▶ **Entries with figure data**
######
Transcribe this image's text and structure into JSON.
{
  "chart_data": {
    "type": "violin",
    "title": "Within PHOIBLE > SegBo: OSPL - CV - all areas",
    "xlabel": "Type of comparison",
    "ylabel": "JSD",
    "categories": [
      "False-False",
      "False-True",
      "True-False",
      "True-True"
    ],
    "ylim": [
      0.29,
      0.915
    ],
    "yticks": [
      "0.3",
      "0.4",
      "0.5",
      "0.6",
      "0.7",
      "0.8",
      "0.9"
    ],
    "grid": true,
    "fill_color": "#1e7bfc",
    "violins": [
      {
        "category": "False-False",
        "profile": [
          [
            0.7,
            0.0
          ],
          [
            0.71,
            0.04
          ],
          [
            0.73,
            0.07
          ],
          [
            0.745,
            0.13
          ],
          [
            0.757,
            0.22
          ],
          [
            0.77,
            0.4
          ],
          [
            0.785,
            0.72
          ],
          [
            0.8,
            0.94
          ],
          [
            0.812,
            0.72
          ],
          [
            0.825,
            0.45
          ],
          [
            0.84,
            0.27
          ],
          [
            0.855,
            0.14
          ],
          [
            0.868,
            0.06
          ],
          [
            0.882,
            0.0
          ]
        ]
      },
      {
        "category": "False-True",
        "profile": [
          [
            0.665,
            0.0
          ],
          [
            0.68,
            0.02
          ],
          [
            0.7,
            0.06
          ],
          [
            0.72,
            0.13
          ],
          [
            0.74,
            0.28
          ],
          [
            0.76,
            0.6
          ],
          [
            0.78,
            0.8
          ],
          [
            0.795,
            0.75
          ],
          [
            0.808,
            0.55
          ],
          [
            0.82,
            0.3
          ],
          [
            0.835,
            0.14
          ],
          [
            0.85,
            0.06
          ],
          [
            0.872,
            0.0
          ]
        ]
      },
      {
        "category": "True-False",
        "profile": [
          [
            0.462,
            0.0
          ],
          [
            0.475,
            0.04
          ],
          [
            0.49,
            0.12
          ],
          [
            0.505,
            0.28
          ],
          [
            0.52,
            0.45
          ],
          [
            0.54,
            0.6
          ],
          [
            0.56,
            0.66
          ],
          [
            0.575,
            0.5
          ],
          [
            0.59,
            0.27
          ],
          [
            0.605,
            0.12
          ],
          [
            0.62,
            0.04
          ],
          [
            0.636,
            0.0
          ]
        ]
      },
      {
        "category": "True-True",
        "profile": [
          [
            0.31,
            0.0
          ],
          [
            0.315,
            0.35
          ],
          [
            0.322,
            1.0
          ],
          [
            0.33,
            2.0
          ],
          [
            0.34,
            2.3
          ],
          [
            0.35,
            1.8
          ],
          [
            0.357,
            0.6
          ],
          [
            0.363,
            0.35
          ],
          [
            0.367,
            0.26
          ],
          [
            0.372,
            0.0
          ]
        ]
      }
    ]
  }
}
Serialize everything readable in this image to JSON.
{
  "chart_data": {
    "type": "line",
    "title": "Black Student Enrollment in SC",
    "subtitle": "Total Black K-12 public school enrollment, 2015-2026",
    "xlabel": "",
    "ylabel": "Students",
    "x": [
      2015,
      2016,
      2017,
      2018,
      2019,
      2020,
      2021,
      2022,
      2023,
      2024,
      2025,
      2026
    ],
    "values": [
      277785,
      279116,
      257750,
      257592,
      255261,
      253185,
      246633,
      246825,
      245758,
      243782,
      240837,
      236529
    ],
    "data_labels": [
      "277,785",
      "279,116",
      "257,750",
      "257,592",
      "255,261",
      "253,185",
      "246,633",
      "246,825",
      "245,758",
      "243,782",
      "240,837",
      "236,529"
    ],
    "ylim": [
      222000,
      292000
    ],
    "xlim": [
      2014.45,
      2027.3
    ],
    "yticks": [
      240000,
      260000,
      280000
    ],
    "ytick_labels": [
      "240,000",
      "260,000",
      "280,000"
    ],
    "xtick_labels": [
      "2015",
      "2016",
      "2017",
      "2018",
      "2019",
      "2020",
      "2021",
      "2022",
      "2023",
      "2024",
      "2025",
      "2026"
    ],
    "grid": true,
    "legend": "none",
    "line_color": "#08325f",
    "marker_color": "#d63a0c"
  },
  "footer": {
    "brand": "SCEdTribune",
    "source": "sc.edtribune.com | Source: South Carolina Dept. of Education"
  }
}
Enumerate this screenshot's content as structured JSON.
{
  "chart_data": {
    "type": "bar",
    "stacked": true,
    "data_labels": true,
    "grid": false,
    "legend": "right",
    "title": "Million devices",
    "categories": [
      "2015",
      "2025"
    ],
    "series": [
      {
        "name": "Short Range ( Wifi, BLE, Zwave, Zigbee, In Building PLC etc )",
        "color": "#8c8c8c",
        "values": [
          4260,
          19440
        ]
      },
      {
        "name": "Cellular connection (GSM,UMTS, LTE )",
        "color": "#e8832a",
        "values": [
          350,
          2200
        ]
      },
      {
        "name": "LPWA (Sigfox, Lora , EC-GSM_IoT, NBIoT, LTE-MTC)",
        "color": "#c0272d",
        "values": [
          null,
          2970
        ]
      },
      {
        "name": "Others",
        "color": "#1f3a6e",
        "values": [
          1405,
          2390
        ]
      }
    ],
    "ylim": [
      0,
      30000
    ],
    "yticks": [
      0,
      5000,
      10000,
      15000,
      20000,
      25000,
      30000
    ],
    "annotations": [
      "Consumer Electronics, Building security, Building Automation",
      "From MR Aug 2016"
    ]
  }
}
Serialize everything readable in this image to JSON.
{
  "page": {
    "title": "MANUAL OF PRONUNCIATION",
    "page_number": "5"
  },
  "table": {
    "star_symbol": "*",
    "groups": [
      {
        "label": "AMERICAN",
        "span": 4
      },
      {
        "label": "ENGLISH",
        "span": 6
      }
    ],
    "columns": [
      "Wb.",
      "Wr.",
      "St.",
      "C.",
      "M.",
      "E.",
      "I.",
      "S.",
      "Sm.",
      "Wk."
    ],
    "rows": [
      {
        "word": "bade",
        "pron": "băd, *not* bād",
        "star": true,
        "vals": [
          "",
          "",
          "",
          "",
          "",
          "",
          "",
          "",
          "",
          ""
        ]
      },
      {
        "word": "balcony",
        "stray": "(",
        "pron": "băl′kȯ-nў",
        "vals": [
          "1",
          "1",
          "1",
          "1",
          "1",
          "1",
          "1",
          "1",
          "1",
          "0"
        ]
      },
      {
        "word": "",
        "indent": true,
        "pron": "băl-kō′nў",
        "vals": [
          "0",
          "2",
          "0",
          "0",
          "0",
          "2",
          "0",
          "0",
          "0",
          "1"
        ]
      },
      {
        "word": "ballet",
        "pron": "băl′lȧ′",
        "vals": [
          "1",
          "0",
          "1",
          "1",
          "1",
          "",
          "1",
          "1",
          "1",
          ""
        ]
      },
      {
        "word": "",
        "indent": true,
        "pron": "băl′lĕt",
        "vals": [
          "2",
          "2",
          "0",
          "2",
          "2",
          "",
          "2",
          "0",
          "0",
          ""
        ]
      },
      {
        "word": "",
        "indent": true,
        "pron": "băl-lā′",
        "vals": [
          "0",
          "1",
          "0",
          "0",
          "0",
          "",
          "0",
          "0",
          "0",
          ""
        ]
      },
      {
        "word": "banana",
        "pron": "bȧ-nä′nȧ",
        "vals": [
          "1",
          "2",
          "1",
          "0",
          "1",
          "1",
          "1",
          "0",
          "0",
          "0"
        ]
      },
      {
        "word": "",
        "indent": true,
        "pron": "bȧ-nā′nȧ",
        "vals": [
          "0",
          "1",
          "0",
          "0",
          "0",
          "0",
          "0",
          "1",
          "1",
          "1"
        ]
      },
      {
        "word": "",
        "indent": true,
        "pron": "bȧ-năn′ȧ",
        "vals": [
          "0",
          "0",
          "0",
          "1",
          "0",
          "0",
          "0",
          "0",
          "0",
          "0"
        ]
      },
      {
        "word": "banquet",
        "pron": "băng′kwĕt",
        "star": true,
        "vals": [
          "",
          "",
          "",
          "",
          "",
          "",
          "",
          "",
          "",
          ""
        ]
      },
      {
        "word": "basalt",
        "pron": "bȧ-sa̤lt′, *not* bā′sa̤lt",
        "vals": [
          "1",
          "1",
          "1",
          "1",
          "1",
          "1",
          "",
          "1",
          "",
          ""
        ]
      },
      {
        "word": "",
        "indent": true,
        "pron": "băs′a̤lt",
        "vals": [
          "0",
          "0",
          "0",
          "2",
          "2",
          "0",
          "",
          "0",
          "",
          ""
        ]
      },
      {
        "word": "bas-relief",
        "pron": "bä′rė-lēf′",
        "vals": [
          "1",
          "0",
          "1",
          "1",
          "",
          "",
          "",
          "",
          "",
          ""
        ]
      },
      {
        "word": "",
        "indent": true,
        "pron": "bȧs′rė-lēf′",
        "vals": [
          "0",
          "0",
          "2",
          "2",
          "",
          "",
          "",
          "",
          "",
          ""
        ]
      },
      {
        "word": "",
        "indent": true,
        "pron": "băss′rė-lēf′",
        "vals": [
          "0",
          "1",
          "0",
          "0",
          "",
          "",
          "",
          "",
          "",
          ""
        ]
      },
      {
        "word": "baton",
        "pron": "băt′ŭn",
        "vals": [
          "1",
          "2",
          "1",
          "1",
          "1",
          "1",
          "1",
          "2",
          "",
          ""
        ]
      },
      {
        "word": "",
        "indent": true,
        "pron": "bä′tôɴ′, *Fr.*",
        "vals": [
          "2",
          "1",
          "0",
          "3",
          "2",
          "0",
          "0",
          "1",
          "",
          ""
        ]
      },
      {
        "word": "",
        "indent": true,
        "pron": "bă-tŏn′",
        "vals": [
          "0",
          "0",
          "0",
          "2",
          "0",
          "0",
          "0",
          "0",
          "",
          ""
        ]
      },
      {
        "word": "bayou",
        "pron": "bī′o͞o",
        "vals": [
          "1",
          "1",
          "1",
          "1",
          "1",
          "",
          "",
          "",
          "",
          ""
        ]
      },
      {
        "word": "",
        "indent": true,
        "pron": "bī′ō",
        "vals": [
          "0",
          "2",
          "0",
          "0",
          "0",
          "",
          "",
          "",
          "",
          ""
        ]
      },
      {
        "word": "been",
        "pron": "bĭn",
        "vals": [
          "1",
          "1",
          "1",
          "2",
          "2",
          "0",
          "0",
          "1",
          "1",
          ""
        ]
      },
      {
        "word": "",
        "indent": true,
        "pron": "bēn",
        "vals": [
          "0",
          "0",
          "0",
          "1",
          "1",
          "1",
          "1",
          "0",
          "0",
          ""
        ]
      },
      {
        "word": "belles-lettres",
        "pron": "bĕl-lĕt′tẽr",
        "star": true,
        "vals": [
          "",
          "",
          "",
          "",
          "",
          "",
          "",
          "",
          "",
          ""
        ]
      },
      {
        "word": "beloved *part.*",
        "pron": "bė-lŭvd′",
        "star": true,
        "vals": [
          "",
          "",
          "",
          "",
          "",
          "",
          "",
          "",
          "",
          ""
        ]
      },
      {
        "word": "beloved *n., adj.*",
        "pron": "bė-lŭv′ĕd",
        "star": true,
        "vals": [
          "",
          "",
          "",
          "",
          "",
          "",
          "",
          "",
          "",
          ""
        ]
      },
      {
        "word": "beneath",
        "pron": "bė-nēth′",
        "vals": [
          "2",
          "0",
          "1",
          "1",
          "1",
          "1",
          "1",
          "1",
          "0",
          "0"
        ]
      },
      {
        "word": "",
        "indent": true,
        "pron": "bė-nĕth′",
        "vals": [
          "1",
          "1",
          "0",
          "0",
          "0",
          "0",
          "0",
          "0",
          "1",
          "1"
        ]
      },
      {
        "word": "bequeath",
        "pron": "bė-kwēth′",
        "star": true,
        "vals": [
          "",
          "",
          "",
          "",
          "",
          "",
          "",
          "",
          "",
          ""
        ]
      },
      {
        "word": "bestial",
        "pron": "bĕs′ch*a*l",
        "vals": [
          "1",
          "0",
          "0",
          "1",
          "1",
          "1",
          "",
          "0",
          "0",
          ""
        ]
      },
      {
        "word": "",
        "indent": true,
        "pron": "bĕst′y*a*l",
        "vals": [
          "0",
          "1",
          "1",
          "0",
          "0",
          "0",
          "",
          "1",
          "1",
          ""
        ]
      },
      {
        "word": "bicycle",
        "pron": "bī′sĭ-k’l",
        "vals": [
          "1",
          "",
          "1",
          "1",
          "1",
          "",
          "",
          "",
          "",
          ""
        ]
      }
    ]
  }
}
######
▶ **WHAT IS NEEDED**
Where a line in the material above holds "Black", copy that line.

▶ **EXERCISE RESULT**
    "title": "Black Student Enrollment in SC",
    "subtitle": "Total Black K-12 public school enrollment, 2015-2026",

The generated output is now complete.